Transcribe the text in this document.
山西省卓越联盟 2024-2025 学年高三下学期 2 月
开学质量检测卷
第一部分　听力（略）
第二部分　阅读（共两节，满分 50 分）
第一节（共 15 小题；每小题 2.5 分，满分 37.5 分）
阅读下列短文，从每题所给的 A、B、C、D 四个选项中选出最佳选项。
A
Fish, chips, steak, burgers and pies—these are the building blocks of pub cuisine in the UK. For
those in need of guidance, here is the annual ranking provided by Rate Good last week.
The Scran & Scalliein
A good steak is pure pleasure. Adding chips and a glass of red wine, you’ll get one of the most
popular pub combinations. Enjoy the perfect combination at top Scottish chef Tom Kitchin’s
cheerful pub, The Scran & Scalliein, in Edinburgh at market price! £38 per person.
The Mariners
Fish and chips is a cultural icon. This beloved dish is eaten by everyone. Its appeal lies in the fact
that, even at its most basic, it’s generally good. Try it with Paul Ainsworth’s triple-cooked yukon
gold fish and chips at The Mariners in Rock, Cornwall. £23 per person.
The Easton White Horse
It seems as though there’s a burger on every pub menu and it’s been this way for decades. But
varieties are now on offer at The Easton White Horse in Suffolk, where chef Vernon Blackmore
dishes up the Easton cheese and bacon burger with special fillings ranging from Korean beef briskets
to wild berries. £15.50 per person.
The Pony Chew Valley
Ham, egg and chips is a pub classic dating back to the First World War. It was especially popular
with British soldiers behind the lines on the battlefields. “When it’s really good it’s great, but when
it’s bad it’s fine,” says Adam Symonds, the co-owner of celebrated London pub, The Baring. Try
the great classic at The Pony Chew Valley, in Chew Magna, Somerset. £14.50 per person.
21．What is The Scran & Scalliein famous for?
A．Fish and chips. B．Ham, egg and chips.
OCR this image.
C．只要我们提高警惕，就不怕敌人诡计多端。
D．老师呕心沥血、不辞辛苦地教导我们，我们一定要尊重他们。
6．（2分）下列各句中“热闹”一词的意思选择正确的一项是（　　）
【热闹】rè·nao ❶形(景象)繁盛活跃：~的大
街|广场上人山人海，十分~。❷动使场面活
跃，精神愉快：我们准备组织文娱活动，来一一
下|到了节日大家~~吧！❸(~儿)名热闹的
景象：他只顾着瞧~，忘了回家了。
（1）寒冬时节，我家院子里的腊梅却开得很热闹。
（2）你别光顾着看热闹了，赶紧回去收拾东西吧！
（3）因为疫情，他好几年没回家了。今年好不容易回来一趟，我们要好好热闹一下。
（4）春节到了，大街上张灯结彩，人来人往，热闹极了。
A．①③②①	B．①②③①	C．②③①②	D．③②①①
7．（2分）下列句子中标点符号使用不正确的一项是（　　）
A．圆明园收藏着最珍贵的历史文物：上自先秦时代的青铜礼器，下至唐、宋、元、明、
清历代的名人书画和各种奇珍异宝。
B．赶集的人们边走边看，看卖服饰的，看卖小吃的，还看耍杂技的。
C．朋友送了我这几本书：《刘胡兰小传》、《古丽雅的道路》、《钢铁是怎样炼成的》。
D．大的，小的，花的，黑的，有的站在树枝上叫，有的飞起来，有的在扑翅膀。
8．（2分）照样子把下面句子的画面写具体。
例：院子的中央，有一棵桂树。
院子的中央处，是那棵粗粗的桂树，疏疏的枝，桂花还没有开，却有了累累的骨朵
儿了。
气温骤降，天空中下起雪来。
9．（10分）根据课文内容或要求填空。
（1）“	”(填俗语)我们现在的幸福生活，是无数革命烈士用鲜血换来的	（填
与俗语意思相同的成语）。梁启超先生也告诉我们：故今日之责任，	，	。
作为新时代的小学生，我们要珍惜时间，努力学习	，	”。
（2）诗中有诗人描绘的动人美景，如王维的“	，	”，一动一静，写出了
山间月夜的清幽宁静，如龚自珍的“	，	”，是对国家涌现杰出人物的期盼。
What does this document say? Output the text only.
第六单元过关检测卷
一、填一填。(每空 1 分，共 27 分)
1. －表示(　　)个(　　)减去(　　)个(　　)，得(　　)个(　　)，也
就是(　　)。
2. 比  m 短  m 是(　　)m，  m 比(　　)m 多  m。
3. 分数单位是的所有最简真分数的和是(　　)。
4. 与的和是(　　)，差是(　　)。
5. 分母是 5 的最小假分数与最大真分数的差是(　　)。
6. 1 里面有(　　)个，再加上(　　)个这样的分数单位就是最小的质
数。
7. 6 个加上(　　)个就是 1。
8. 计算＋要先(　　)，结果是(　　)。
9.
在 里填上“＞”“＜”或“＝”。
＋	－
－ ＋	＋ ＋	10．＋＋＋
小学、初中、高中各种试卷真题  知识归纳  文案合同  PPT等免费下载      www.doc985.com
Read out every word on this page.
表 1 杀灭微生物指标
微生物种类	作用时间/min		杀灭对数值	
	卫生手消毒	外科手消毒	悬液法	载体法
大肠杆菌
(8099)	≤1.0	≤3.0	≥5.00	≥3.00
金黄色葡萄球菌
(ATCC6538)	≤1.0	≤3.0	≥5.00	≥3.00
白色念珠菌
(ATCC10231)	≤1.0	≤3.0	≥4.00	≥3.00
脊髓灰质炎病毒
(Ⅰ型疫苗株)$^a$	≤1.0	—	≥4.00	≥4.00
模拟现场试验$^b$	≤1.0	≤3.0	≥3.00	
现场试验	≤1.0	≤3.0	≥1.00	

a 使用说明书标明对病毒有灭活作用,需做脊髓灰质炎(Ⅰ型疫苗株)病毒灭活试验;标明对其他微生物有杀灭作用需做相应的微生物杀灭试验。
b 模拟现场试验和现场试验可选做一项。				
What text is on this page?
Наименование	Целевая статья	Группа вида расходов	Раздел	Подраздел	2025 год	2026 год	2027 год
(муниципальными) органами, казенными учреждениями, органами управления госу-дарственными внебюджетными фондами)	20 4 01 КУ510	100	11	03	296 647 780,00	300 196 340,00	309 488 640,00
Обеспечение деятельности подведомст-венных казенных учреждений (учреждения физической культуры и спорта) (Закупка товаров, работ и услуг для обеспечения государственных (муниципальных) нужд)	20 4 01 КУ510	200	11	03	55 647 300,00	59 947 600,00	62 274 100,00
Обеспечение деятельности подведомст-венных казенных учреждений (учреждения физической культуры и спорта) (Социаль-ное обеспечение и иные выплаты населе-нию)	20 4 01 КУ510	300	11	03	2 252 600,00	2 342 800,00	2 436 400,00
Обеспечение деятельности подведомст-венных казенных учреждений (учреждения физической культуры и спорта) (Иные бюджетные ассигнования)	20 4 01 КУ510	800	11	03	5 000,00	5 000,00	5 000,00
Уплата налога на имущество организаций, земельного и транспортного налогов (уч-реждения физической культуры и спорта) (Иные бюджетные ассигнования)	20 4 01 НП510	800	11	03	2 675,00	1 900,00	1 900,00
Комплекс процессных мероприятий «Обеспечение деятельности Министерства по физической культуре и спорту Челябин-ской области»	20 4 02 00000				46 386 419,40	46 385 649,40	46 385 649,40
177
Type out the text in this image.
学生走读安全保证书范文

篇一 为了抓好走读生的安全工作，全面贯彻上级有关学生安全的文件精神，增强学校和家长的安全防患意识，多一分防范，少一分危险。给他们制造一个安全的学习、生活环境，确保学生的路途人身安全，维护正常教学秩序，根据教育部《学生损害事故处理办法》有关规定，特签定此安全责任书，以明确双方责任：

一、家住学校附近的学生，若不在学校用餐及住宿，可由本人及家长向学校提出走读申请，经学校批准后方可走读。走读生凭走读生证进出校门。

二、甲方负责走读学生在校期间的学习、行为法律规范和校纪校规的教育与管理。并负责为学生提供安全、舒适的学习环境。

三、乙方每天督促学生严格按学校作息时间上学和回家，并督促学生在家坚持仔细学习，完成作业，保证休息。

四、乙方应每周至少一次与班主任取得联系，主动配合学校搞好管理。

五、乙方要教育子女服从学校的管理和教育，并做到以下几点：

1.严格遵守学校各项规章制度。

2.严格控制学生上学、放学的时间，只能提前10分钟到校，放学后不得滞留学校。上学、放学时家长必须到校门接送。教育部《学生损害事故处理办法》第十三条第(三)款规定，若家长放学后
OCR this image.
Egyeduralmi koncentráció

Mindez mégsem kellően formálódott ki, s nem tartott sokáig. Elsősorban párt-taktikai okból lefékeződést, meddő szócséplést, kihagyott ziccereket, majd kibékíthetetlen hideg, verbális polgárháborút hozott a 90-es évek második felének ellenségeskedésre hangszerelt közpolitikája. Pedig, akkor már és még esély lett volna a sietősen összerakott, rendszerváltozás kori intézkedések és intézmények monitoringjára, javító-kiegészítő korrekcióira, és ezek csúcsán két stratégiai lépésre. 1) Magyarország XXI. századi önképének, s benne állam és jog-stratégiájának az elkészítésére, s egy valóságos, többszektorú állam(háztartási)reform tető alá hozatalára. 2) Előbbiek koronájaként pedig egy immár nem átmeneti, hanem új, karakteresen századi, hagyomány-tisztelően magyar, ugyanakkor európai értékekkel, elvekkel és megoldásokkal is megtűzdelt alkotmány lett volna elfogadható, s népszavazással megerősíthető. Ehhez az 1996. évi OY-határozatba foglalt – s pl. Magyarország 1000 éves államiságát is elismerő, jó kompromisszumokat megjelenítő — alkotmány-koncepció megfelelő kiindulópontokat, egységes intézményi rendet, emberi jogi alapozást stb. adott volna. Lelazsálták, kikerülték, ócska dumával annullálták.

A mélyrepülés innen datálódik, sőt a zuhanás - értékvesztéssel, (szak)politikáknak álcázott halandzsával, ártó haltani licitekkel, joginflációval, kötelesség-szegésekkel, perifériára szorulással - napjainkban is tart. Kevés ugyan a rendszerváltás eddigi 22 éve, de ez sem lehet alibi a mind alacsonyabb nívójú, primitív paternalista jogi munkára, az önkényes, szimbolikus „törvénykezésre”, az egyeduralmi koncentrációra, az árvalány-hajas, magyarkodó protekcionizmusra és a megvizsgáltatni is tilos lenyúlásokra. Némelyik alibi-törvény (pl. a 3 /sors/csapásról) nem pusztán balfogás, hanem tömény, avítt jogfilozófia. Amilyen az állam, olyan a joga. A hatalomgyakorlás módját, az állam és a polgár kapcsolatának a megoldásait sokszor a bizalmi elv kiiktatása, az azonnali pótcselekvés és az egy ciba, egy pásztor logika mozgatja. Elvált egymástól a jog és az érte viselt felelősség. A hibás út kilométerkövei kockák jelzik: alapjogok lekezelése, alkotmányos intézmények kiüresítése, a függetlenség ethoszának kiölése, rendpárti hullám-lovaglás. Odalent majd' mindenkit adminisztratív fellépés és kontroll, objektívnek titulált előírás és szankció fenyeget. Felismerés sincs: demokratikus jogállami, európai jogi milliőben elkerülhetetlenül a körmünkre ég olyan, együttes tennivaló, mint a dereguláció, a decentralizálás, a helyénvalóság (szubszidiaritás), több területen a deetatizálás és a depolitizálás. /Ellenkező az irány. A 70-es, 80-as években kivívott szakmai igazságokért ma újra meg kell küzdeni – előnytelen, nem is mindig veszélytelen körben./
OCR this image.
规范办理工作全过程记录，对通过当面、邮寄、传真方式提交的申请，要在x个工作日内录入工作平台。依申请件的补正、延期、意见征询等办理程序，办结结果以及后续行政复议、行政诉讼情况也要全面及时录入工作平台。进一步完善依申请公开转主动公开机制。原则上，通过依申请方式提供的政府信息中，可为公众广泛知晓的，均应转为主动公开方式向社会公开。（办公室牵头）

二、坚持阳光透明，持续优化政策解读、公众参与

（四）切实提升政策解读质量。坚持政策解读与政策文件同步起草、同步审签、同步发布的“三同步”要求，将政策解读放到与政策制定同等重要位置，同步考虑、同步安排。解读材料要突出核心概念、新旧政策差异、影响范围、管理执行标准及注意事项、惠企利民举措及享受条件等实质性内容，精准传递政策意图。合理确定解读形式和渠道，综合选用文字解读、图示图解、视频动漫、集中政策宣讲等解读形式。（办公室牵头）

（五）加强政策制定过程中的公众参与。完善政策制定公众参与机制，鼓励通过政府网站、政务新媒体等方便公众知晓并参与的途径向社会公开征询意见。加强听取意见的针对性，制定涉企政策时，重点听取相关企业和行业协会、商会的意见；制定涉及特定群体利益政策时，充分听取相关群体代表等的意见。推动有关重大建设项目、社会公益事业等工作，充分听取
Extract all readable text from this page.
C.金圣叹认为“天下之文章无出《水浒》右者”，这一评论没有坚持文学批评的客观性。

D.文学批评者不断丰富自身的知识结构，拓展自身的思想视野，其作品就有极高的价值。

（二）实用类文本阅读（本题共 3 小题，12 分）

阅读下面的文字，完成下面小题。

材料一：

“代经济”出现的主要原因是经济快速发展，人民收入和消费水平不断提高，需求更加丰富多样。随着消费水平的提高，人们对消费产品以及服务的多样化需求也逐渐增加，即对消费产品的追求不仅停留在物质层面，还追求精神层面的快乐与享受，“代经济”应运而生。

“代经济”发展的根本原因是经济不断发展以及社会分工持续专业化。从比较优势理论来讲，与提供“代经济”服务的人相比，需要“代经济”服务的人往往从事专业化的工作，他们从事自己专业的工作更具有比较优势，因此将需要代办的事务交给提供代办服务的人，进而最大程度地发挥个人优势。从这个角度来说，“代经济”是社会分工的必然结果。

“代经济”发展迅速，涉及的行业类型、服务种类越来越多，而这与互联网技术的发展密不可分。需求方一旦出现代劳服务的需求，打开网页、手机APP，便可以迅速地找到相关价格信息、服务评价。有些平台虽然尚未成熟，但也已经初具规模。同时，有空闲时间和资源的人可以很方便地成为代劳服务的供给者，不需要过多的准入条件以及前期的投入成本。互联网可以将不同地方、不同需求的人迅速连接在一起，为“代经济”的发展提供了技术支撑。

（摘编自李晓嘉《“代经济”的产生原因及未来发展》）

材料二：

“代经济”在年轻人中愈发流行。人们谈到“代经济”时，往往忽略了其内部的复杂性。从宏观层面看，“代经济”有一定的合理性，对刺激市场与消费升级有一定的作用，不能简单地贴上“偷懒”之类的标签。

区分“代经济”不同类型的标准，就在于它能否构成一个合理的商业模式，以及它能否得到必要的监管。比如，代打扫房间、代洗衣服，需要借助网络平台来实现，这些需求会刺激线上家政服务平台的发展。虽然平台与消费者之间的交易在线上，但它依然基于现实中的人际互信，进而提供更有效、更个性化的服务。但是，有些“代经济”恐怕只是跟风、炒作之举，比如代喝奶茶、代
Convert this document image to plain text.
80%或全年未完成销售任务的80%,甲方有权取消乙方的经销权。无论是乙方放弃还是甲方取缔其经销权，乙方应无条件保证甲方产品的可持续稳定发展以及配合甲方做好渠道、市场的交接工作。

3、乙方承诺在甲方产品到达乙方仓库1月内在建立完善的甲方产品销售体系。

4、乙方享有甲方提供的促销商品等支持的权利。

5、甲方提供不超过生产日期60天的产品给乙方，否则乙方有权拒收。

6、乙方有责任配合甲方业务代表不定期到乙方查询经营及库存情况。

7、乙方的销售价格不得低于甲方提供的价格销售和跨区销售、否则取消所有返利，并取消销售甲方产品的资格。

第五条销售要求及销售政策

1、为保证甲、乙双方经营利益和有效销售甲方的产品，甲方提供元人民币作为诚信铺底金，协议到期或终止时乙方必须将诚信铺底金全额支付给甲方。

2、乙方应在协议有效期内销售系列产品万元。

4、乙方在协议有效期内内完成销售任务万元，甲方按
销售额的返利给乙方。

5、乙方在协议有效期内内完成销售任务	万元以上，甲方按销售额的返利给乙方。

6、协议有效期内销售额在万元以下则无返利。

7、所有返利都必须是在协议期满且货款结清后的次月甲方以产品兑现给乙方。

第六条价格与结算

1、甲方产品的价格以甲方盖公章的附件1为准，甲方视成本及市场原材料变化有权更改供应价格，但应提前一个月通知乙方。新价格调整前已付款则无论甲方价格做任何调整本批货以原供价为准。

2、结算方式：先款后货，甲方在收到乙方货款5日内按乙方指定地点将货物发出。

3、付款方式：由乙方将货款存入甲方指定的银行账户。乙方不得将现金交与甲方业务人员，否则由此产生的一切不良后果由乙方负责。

WRITTEN TASK
Please extract exactly, and only, the lines from the line containing "Convert this document image to plain text." through the last line of the records.

RESULT FOR THIS EXERCISE
Convert this document image to plain text.
80%或全年未完成销售任务的80%,甲方有权取消乙方的经销权。无论是乙方放弃还是甲方取缔其经销权，乙方应无条件保证甲方产品的可持续稳定发展以及配合甲方做好渠道、市场的交接工作。

3、乙方承诺在甲方产品到达乙方仓库1月内在建立完善的甲方产品销售体系。

4、乙方享有甲方提供的促销商品等支持的权利。

5、甲方提供不超过生产日期60天的产品给乙方，否则乙方有权拒收。

6、乙方有责任配合甲方业务代表不定期到乙方查询经营及库存情况。

7、乙方的销售价格不得低于甲方提供的价格销售和跨区销售、否则取消所有返利，并取消销售甲方产品的资格。

第五条销售要求及销售政策

1、为保证甲、乙双方经营利益和有效销售甲方的产品，甲方提供元人民币作为诚信铺底金，协议到期或终止时乙方必须将诚信铺底金全额支付给甲方。

2、乙方应在协议有效期内销售系列产品万元。

4、乙方在协议有效期内内完成销售任务万元，甲方按
销售额的返利给乙方。

5、乙方在协议有效期内内完成销售任务	万元以上，甲方按销售额的返利给乙方。

6、协议有效期内销售额在万元以下则无返利。

7、所有返利都必须是在协议期满且货款结清后的次月甲方以产品兑现给乙方。

第六条价格与结算

1、甲方产品的价格以甲方盖公章的附件1为准，甲方视成本及市场原材料变化有权更改供应价格，但应提前一个月通知乙方。新价格调整前已付款则无论甲方价格做任何调整本批货以原供价为准。

2、结算方式：先款后货，甲方在收到乙方货款5日内按乙方指定地点将货物发出。

3、付款方式：由乙方将货款存入甲方指定的银行账户。乙方不得将现金交与甲方业务人员，否则由此产生的一切不良后果由乙方负责。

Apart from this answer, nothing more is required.